## AIM:
Repeat every record below exactly as written.

## DATA FOR THE TASK:
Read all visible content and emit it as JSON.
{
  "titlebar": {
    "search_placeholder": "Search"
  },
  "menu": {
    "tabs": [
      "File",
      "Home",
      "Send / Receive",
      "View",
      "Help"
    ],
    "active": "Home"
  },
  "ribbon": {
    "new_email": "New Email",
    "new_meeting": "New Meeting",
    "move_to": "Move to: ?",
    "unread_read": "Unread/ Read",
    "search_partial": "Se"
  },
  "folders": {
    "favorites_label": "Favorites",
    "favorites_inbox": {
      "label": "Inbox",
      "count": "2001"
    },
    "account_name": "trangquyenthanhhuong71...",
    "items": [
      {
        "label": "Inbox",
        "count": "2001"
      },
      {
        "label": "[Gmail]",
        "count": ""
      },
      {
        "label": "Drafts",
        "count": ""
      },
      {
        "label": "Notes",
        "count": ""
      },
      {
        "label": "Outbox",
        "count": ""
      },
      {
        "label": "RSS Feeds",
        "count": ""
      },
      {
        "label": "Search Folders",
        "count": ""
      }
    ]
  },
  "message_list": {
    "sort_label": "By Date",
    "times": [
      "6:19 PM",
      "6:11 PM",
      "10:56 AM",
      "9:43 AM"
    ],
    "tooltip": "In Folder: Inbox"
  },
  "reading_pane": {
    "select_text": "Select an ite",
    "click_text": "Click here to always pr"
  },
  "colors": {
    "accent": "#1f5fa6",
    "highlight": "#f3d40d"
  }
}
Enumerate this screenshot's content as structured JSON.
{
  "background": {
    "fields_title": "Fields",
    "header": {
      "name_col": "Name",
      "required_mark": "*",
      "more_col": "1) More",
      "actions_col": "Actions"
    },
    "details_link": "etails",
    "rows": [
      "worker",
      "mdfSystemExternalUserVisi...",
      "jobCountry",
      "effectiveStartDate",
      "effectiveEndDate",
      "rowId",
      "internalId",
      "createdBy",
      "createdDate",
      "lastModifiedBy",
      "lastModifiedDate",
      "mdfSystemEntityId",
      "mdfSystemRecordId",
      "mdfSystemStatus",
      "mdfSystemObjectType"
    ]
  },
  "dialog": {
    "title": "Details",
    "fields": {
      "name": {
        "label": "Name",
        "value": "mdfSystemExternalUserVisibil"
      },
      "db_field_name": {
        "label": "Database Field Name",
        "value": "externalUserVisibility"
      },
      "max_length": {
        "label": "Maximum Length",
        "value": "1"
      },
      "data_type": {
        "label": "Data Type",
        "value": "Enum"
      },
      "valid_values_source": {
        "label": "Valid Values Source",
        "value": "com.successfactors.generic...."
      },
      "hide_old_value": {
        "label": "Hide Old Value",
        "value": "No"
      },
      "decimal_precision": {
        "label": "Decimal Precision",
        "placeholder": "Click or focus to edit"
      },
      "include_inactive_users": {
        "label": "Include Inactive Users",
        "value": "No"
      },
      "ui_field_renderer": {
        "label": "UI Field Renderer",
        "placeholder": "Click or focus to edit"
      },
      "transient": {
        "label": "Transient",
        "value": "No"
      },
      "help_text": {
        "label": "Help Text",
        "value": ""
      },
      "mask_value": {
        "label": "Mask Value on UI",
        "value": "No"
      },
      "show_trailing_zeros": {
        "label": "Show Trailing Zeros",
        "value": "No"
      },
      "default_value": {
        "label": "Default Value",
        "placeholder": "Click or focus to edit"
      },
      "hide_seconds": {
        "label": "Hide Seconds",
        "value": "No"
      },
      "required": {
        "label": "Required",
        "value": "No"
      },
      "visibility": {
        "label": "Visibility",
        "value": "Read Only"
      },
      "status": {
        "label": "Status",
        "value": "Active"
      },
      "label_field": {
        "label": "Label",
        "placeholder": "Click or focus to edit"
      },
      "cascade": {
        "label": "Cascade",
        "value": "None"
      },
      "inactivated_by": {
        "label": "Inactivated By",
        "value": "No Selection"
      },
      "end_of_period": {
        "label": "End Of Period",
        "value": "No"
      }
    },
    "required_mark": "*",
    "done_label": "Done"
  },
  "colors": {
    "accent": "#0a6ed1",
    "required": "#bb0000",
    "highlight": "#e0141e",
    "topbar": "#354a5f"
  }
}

## WORKED ANSWER:
Read all visible content and emit it as JSON.
{
  "titlebar": {
    "search_placeholder": "Search"
  },
  "menu": {
    "tabs": [
      "File",
      "Home",
      "Send / Receive",
      "View",
      "Help"
    ],
    "active": "Home"
  },
  "ribbon": {
    "new_email": "New Email",
    "new_meeting": "New Meeting",
    "move_to": "Move to: ?",
    "unread_read": "Unread/ Read",
    "search_partial": "Se"
  },
  "folders": {
    "favorites_label": "Favorites",
    "favorites_inbox": {
      "label": "Inbox",
      "count": "2001"
    },
    "account_name": "trangquyenthanhhuong71...",
    "items": [
      {
        "label": "Inbox",
        "count": "2001"
      },
      {
        "label": "[Gmail]",
        "count": ""
      },
      {
        "label": "Drafts",
        "count": ""
      },
      {
        "label": "Notes",
        "count": ""
      },
      {
        "label": "Outbox",
        "count": ""
      },
      {
        "label": "RSS Feeds",
        "count": ""
      },
      {
        "label": "Search Folders",
        "count": ""
      }
    ]
  },
  "message_list": {
    "sort_label": "By Date",
    "times": [
      "6:19 PM",
      "6:11 PM",
      "10:56 AM",
      "9:43 AM"
    ],
    "tooltip": "In Folder: Inbox"
  },
  "reading_pane": {
    "select_text": "Select an ite",
    "click_text": "Click here to always pr"
  },
  "colors": {
    "accent": "#1f5fa6",
    "highlight": "#f3d40d"
  }
}
Enumerate this screenshot's content as structured JSON.
{
  "background": {
    "fields_title": "Fields",
    "header": {
      "name_col": "Name",
      "required_mark": "*",
      "more_col": "1) More",
      "actions_col": "Actions"
    },
    "details_link": "etails",
    "rows": [
      "worker",
      "mdfSystemExternalUserVisi...",
      "jobCountry",
      "effectiveStartDate",
      "effectiveEndDate",
      "rowId",
      "internalId",
      "createdBy",
      "createdDate",
      "lastModifiedBy",
      "lastModifiedDate",
      "mdfSystemEntityId",
      "mdfSystemRecordId",
      "mdfSystemStatus",
      "mdfSystemObjectType"
    ]
  },
  "dialog": {
    "title": "Details",
    "fields": {
      "name": {
        "label": "Name",
        "value": "mdfSystemExternalUserVisibil"
      },
      "db_field_name": {
        "label": "Database Field Name",
        "value": "externalUserVisibility"
      },
      "max_length": {
        "label": "Maximum Length",
        "value": "1"
      },
      "data_type": {
        "label": "Data Type",
        "value": "Enum"
      },
      "valid_values_source": {
        "label": "Valid Values Source",
        "value": "com.successfactors.generic...."
      },
      "hide_old_value": {
        "label": "Hide Old Value",
        "value": "No"
      },
      "decimal_precision": {
        "label": "Decimal Precision",
        "placeholder": "Click or focus to edit"
      },
      "include_inactive_users": {
        "label": "Include Inactive Users",
        "value": "No"
      },
      "ui_field_renderer": {
        "label": "UI Field Renderer",
        "placeholder": "Click or focus to edit"
      },
      "transient": {
        "label": "Transient",
        "value": "No"
      },
      "help_text": {
        "label": "Help Text",
        "value": ""
      },
      "mask_value": {
        "label": "Mask Value on UI",
        "value": "No"
      },
      "show_trailing_zeros": {
        "label": "Show Trailing Zeros",
        "value": "No"
      },
      "default_value": {
        "label": "Default Value",
        "placeholder": "Click or focus to edit"
      },
      "hide_seconds": {
        "label": "Hide Seconds",
        "value": "No"
      },
      "required": {
        "label": "Required",
        "value": "No"
      },
      "visibility": {
        "label": "Visibility",
        "value": "Read Only"
      },
      "status": {
        "label": "Status",
        "value": "Active"
      },
      "label_field": {
        "label": "Label",
        "placeholder": "Click or focus to edit"
      },
      "cascade": {
        "label": "Cascade",
        "value": "None"
      },
      "inactivated_by": {
        "label": "Inactivated By",
        "value": "No Selection"
      },
      "end_of_period": {
        "label": "End Of Period",
        "value": "No"
      }
    },
    "required_mark": "*",
    "done_label": "Done"
  },
  "colors": {
    "accent": "#0a6ed1",
    "required": "#bb0000",
    "highlight": "#e0141e",
    "topbar": "#354a5f"
  }
}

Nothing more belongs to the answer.